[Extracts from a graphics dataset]
BEGIN

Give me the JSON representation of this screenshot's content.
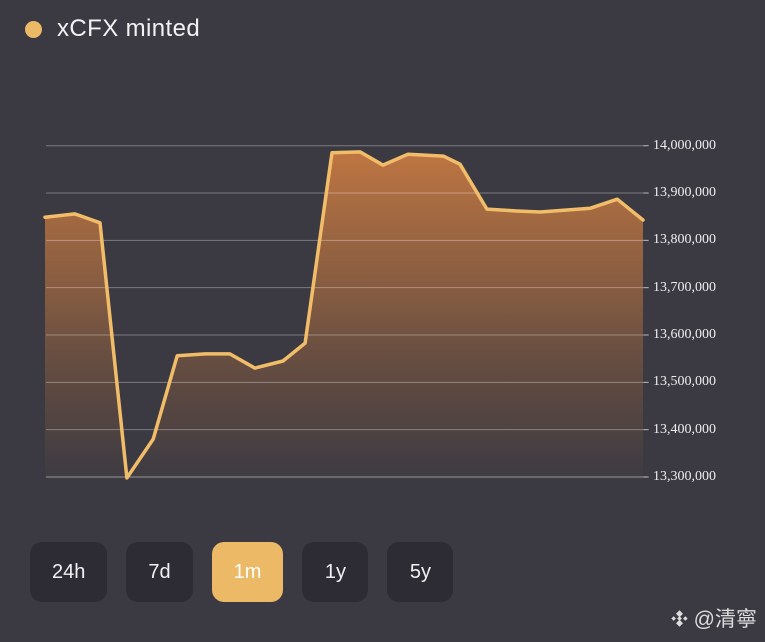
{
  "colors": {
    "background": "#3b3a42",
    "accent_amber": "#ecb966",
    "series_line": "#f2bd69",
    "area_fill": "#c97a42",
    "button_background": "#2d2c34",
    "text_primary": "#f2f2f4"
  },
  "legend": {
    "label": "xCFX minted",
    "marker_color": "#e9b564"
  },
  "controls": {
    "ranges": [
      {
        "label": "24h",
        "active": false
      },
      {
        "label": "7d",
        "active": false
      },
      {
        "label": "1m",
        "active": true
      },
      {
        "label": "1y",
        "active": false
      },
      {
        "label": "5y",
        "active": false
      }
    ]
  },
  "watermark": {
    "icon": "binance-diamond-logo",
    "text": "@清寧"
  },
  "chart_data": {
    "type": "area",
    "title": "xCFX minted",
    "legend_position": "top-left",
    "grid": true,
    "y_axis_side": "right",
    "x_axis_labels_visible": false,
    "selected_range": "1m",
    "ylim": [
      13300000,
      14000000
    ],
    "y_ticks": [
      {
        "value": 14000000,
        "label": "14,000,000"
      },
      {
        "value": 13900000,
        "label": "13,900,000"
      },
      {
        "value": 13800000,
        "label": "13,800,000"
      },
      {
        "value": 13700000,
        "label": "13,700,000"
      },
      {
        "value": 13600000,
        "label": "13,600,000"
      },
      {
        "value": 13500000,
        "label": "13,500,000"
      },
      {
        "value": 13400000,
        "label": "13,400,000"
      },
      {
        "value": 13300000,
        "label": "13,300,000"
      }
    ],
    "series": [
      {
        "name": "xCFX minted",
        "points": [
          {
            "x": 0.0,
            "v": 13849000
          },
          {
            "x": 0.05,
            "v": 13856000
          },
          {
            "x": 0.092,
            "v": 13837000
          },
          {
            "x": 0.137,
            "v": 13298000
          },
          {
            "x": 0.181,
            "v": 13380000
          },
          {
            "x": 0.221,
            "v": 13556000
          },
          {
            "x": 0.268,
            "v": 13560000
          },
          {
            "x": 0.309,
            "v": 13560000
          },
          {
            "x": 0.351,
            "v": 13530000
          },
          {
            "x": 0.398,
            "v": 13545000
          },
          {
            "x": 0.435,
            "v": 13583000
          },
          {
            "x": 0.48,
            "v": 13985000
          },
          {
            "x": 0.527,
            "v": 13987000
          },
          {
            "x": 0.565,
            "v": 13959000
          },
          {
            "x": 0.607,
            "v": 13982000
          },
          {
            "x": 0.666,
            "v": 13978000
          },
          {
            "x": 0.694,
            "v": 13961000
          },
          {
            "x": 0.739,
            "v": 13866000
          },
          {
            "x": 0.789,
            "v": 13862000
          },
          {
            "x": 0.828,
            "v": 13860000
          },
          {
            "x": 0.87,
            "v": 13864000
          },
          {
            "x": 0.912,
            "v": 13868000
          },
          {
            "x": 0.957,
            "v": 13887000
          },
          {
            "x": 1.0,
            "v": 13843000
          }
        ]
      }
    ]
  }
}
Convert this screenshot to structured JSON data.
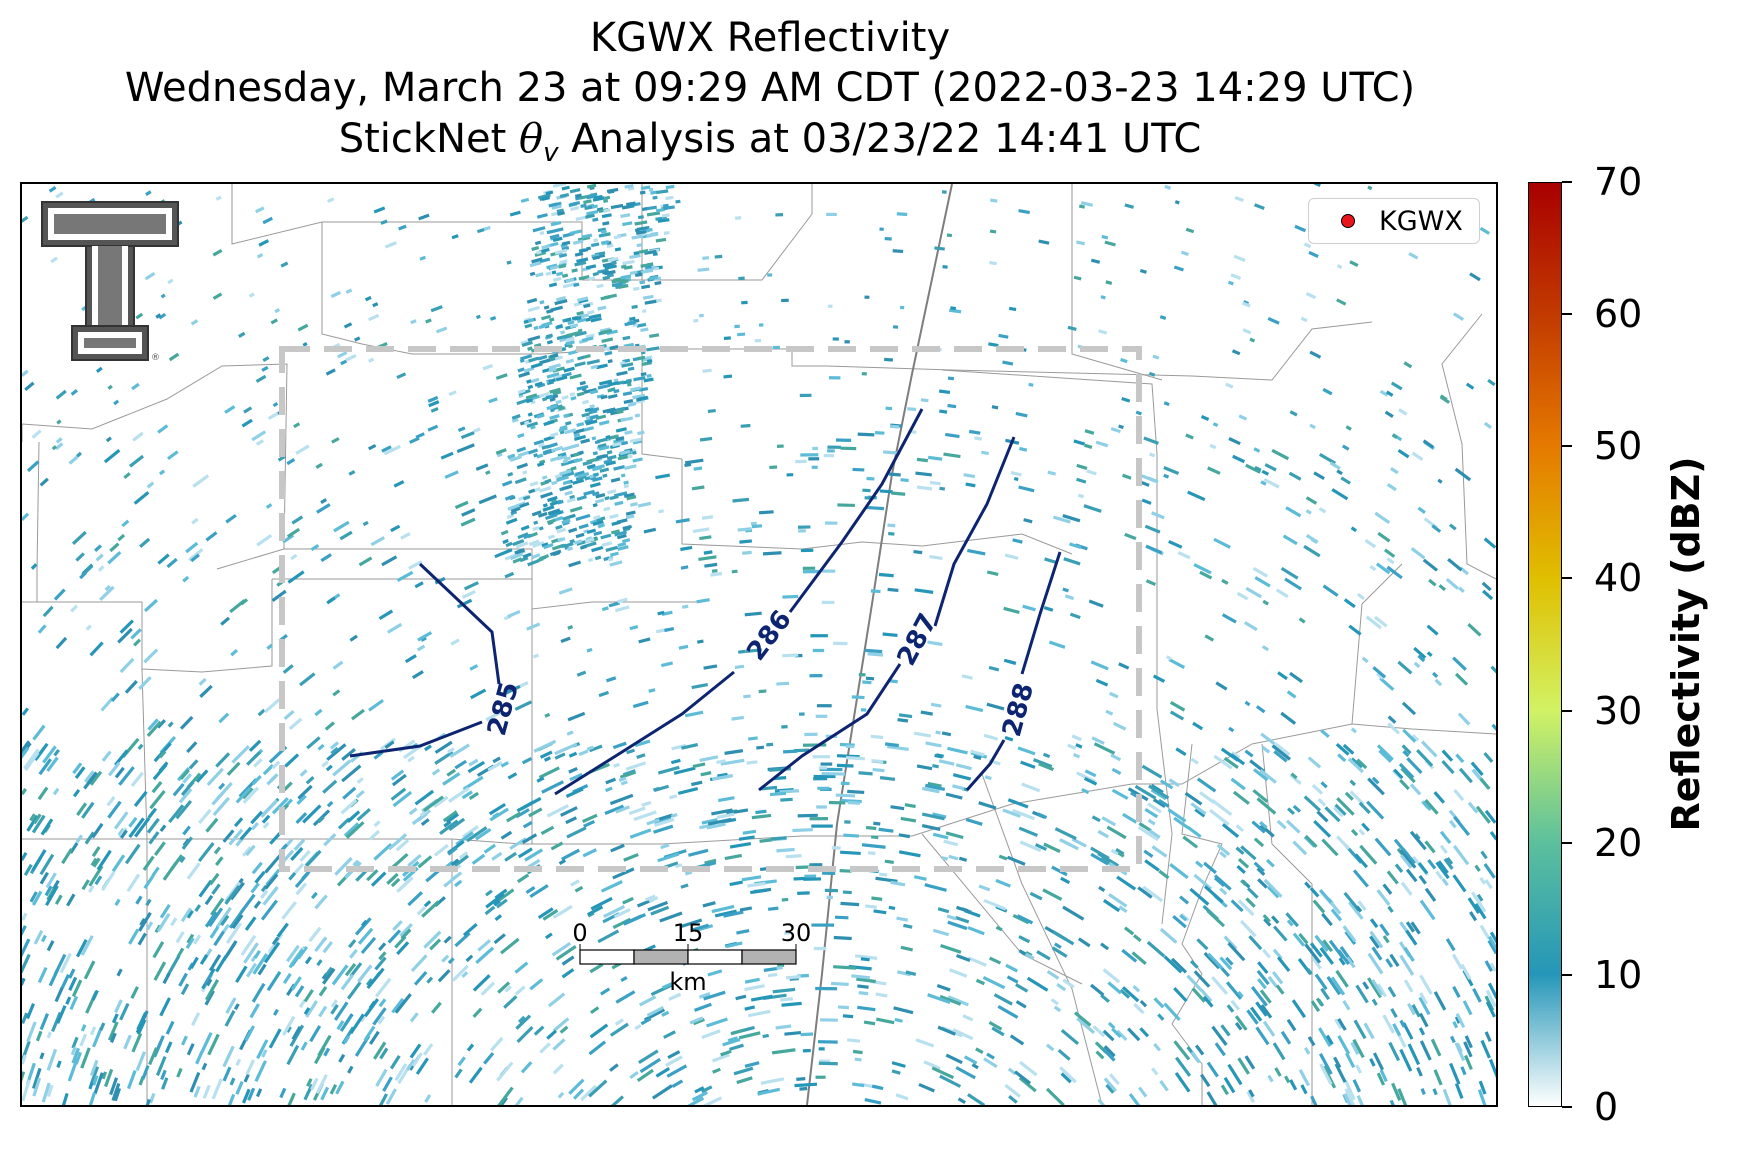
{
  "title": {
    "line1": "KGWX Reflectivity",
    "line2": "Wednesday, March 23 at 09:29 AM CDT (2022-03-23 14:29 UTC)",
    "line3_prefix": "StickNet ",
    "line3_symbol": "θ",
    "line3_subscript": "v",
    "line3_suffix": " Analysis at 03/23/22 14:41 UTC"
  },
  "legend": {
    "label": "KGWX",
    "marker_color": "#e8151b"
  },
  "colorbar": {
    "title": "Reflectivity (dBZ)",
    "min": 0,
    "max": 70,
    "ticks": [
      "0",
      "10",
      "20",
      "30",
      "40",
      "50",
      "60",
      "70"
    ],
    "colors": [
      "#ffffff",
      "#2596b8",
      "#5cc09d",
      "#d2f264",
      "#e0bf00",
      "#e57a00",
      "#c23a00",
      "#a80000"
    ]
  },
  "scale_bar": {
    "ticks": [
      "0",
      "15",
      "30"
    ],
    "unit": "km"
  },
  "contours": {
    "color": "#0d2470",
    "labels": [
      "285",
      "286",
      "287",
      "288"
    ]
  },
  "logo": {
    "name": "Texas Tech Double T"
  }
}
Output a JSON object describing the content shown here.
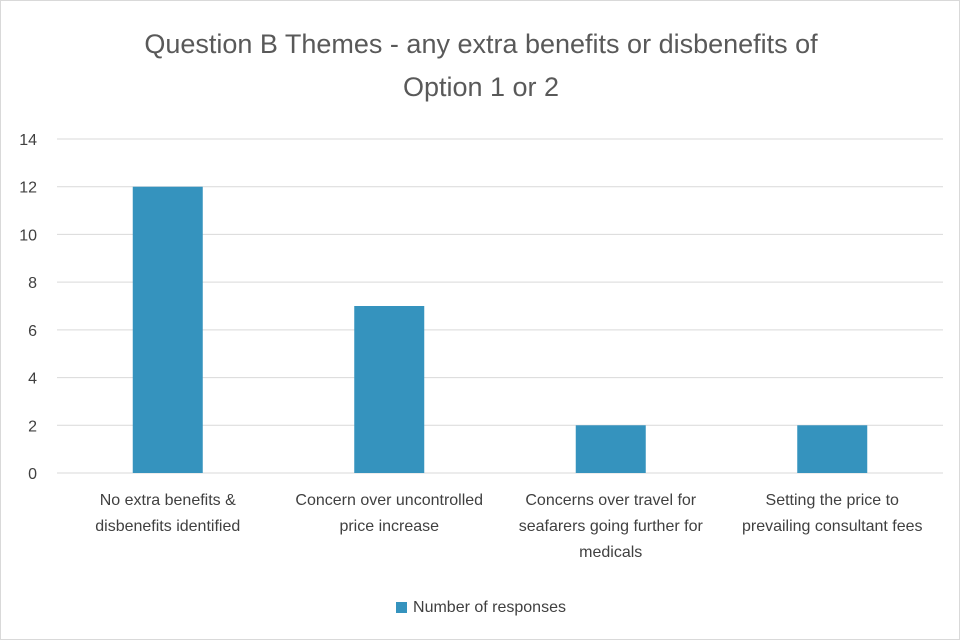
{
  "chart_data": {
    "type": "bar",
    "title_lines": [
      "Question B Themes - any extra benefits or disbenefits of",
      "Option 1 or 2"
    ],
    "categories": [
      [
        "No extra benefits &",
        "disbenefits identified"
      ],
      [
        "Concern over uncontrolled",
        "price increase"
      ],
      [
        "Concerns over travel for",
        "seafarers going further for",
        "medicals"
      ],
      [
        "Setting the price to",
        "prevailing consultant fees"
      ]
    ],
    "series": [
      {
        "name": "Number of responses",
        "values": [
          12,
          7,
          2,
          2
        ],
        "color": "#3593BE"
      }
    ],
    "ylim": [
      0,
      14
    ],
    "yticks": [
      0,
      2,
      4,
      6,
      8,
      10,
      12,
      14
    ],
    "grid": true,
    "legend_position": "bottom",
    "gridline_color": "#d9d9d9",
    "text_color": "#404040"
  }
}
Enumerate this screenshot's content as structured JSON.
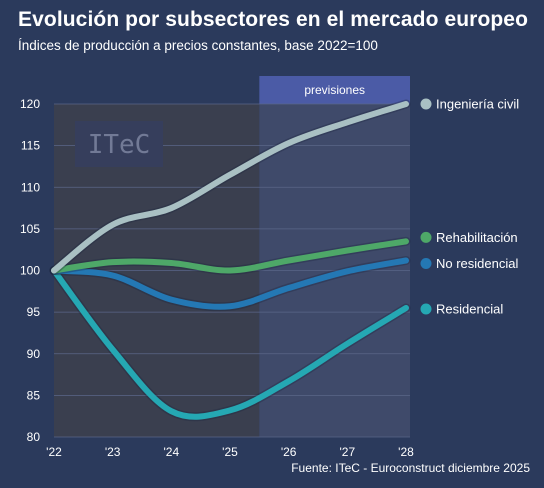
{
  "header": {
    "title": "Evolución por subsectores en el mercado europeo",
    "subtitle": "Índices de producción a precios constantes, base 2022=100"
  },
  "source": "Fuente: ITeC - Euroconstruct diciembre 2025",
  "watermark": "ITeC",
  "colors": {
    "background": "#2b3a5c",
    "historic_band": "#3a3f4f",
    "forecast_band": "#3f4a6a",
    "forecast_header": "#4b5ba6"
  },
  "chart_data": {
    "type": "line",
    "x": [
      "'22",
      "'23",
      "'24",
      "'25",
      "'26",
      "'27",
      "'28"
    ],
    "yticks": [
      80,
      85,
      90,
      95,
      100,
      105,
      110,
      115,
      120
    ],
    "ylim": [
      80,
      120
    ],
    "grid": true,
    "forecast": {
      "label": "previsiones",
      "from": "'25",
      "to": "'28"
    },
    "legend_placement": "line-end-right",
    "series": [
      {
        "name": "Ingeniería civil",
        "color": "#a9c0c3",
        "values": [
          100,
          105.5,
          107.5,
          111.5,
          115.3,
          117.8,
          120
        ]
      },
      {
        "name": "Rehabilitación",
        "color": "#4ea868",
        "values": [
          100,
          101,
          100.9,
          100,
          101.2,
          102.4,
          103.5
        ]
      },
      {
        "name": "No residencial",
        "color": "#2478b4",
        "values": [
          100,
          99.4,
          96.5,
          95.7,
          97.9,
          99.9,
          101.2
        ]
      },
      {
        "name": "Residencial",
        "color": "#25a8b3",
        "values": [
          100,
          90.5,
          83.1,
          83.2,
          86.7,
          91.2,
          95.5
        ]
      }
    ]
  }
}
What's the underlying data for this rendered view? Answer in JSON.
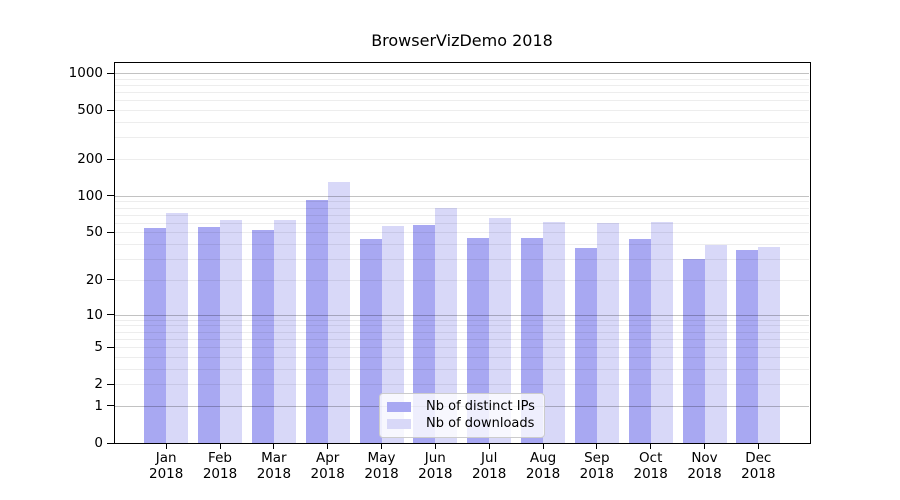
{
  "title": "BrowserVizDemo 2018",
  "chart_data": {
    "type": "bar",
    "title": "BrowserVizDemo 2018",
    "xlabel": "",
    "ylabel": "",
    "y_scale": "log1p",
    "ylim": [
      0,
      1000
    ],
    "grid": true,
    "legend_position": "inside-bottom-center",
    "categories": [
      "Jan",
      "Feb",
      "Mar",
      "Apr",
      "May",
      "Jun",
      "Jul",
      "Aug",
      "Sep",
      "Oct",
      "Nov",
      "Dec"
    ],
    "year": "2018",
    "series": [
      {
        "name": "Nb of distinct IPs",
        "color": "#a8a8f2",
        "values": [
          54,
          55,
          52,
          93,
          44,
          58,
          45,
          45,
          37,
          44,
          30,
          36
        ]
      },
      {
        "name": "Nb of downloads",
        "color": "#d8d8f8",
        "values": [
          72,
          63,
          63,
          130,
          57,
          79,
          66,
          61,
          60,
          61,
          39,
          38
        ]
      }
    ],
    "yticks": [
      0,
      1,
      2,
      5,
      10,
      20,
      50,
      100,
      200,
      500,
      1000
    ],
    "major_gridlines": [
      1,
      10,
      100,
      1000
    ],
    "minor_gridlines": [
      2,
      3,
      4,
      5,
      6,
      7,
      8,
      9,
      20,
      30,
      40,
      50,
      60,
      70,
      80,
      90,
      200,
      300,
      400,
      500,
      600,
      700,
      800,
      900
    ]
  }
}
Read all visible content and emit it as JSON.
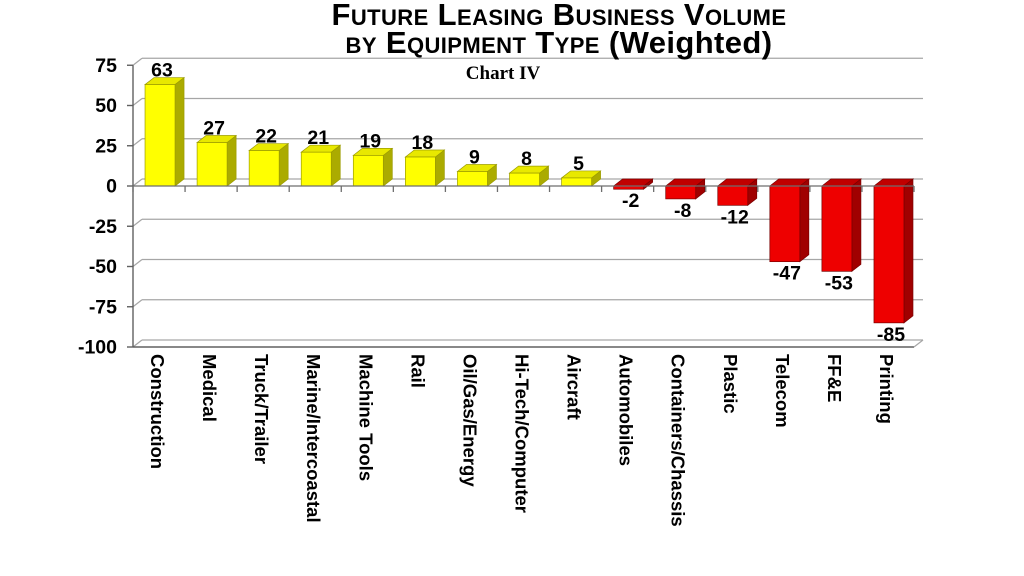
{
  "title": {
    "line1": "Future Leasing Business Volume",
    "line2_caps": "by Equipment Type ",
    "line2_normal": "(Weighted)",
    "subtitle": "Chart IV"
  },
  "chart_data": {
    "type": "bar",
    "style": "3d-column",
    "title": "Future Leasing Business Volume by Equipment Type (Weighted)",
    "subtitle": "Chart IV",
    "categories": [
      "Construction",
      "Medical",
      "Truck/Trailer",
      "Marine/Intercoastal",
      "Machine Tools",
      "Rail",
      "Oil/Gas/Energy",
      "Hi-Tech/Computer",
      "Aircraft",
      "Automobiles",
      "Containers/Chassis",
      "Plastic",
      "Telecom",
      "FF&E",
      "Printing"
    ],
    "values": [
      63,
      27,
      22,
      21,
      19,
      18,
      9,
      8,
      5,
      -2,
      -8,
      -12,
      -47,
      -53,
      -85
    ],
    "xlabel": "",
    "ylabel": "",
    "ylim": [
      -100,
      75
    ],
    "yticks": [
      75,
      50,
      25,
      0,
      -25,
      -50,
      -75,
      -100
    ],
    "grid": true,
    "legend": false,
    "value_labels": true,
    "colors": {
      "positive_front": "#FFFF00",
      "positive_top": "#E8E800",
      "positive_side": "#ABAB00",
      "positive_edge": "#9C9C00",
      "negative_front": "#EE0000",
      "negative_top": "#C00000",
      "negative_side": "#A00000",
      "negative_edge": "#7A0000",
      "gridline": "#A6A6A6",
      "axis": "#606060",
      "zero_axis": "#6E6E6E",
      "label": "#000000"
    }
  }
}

END

Scan the records above, count the lines with "disbenefits" in them, and give only the number.

### WRITTEN ANSWER
2